» **Aim**
Make a verbatim copy of the entries below; pictures stay out.

» **Input rows**
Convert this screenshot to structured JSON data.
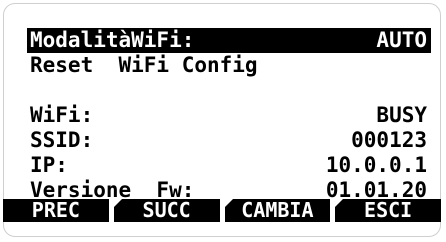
{
  "display": {
    "rows": [
      {
        "label": "ModalitàWiFi:",
        "value": "AUTO",
        "selected": true
      },
      {
        "label": "Reset  WiFi Config",
        "value": ""
      },
      {
        "label": "",
        "value": ""
      },
      {
        "label": "WiFi:",
        "value": "BUSY"
      },
      {
        "label": "SSID:",
        "value": "000123"
      },
      {
        "label": "IP:",
        "value": "10.0.0.1"
      },
      {
        "label": "Versione  Fw:",
        "value": "01.01.20"
      }
    ]
  },
  "softkeys": [
    {
      "label": "PREC"
    },
    {
      "label": "SUCC"
    },
    {
      "label": "CAMBIA"
    },
    {
      "label": "ESCI"
    }
  ],
  "colors": {
    "foreground": "#000000",
    "background": "#ffffff",
    "frame": "#cfcfcf"
  }
}
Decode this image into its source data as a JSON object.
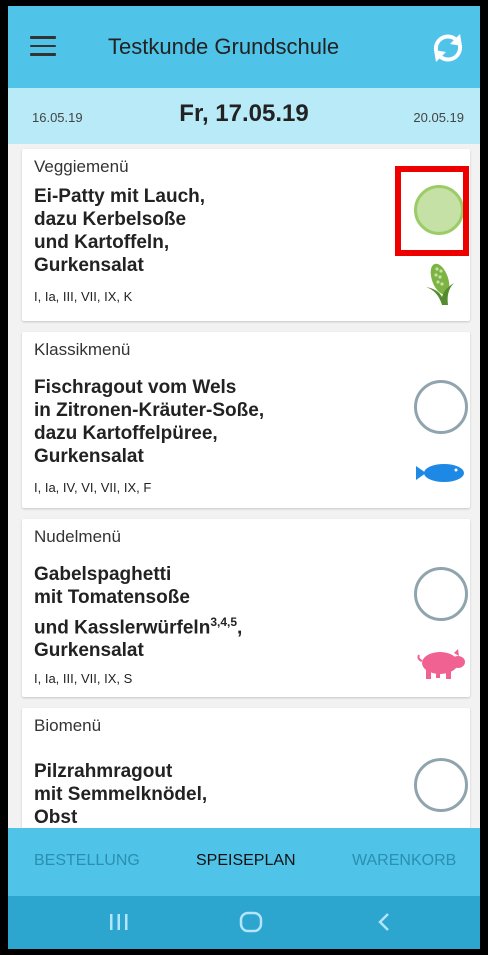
{
  "header": {
    "title": "Testkunde Grundschule",
    "menu_icon": "menu-icon",
    "sync_icon": "sync-icon"
  },
  "dates": {
    "prev": "16.05.19",
    "current": "Fr, 17.05.19",
    "next": "20.05.19"
  },
  "menus": [
    {
      "category": "Veggiemenü",
      "dish_lines": [
        "Ei-Patty mit Lauch,",
        "dazu Kerbelsoße",
        "und Kartoffeln,",
        "Gurkensalat"
      ],
      "allergens": "I, Ia, III, VII, IX, K",
      "selected": true,
      "icon": "corn-icon"
    },
    {
      "category": "Klassikmenü",
      "dish_lines": [
        "Fischragout vom Wels",
        "in Zitronen-Kräuter-Soße,",
        "dazu Kartoffelpüree,",
        "Gurkensalat"
      ],
      "allergens": "I, Ia, IV, VI, VII, IX, F",
      "selected": false,
      "icon": "fish-icon"
    },
    {
      "category": "Nudelmenü",
      "dish_lines": [
        "Gabelspaghetti",
        "mit Tomatensoße",
        "und Kasslerwürfeln",
        "Gurkensalat"
      ],
      "dish_superscript": "3,4,5",
      "dish_after_superscript": ",",
      "allergens": "I, Ia, III, VII, IX, S",
      "selected": false,
      "icon": "pig-icon"
    },
    {
      "category": "Biomenü",
      "dish_lines": [
        "Pilzrahmragout",
        "mit Semmelknödel,",
        "Obst"
      ],
      "selected": false
    }
  ],
  "bottom_nav": {
    "tabs": [
      "BESTELLUNG",
      "SPEISEPLAN",
      "WARENKORB"
    ],
    "active": "SPEISEPLAN"
  },
  "colors": {
    "primary": "#4fc3e8",
    "date_bar": "#b8eaf7",
    "selected_fill": "#c5e1a5",
    "highlight": "#ee0000"
  }
}
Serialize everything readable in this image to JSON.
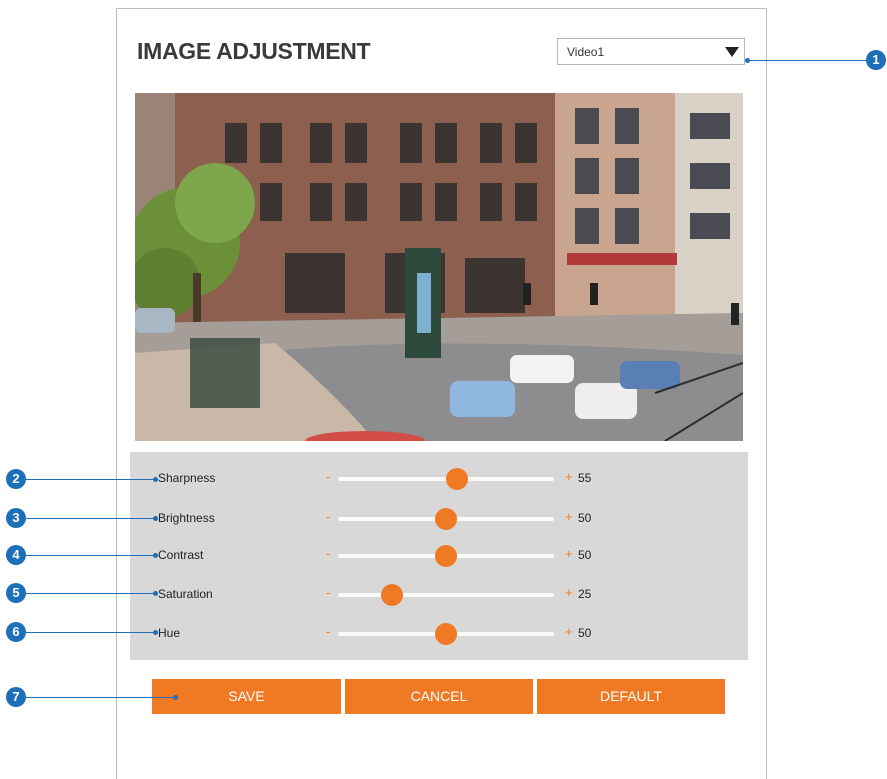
{
  "title": "IMAGE ADJUSTMENT",
  "video_select": {
    "value": "Video1"
  },
  "callouts": [
    "1",
    "2",
    "3",
    "4",
    "5",
    "6",
    "7"
  ],
  "sliders": [
    {
      "label": "Sharpness",
      "minus": "-",
      "plus": "+",
      "value": "55",
      "fraction": 0.55
    },
    {
      "label": "Brightness",
      "minus": "-",
      "plus": "+",
      "value": "50",
      "fraction": 0.5
    },
    {
      "label": "Contrast",
      "minus": "-",
      "plus": "+",
      "value": "50",
      "fraction": 0.5
    },
    {
      "label": "Saturation",
      "minus": "-",
      "plus": "+",
      "value": "25",
      "fraction": 0.25
    },
    {
      "label": "Hue",
      "minus": "-",
      "plus": "+",
      "value": "50",
      "fraction": 0.5
    }
  ],
  "buttons": {
    "save": "SAVE",
    "cancel": "CANCEL",
    "default": "DEFAULT"
  },
  "colors": {
    "accent": "#f07a23",
    "callout": "#1c6fb8",
    "slider_panel": "#d8d8d8"
  }
}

» **Written reply**
Convert this screenshot to structured JSON data.
{
  "display": {
    "rows": [
      {
        "label": "ModalitàWiFi:",
        "value": "AUTO",
        "selected": true
      },
      {
        "label": "Reset  WiFi Config",
        "value": ""
      },
      {
        "label": "",
        "value": ""
      },
      {
        "label": "WiFi:",
        "value": "BUSY"
      },
      {
        "label": "SSID:",
        "value": "000123"
      },
      {
        "label": "IP:",
        "value": "10.0.0.1"
      },
      {
        "label": "Versione  Fw:",
        "value": "01.01.20"
      }
    ]
  },
  "softkeys": [
    {
      "label": "PREC"
    },
    {
      "label": "SUCC"
    },
    {
      "label": "CAMBIA"
    },
    {
      "label": "ESCI"
    }
  ],
  "colors": {
    "foreground": "#000000",
    "background": "#ffffff",
    "frame": "#cfcfcf"
  }
}
Decode this image into its source data as a JSON object.
{
  "header": {
    "title": "Testkunde Grundschule",
    "menu_icon": "menu-icon",
    "sync_icon": "sync-icon"
  },
  "dates": {
    "prev": "16.05.19",
    "current": "Fr, 17.05.19",
    "next": "20.05.19"
  },
  "menus": [
    {
      "category": "Veggiemenü",
      "dish_lines": [
        "Ei-Patty mit Lauch,",
        "dazu Kerbelsoße",
        "und Kartoffeln,",
        "Gurkensalat"
      ],
      "allergens": "I, Ia, III, VII, IX, K",
      "selected": true,
      "icon": "corn-icon"
    },
    {
      "category": "Klassikmenü",
      "dish_lines": [
        "Fischragout vom Wels",
        "in Zitronen-Kräuter-Soße,",
        "dazu Kartoffelpüree,",
        "Gurkensalat"
      ],
      "allergens": "I, Ia, IV, VI, VII, IX, F",
      "selected": false,
      "icon": "fish-icon"
    },
    {
      "category": "Nudelmenü",
      "dish_lines": [
        "Gabelspaghetti",
        "mit Tomatensoße",
        "und Kasslerwürfeln",
        "Gurkensalat"
      ],
      "dish_superscript": "3,4,5",
      "dish_after_superscript": ",",
      "allergens": "I, Ia, III, VII, IX, S",
      "selected": false,
      "icon": "pig-icon"
    },
    {
      "category": "Biomenü",
      "dish_lines": [
        "Pilzrahmragout",
        "mit Semmelknödel,",
        "Obst"
      ],
      "selected": false
    }
  ],
  "bottom_nav": {
    "tabs": [
      "BESTELLUNG",
      "SPEISEPLAN",
      "WARENKORB"
    ],
    "active": "SPEISEPLAN"
  },
  "colors": {
    "primary": "#4fc3e8",
    "date_bar": "#b8eaf7",
    "selected_fill": "#c5e1a5",
    "highlight": "#ee0000"
  }
}
Serialize everything readable in this image to JSON.
{
  "title": "IMAGE ADJUSTMENT",
  "video_select": {
    "value": "Video1"
  },
  "callouts": [
    "1",
    "2",
    "3",
    "4",
    "5",
    "6",
    "7"
  ],
  "sliders": [
    {
      "label": "Sharpness",
      "minus": "-",
      "plus": "+",
      "value": "55",
      "fraction": 0.55
    },
    {
      "label": "Brightness",
      "minus": "-",
      "plus": "+",
      "value": "50",
      "fraction": 0.5
    },
    {
      "label": "Contrast",
      "minus": "-",
      "plus": "+",
      "value": "50",
      "fraction": 0.5
    },
    {
      "label": "Saturation",
      "minus": "-",
      "plus": "+",
      "value": "25",
      "fraction": 0.25
    },
    {
      "label": "Hue",
      "minus": "-",
      "plus": "+",
      "value": "50",
      "fraction": 0.5
    }
  ],
  "buttons": {
    "save": "SAVE",
    "cancel": "CANCEL",
    "default": "DEFAULT"
  },
  "colors": {
    "accent": "#f07a23",
    "callout": "#1c6fb8",
    "slider_panel": "#d8d8d8"
  }
}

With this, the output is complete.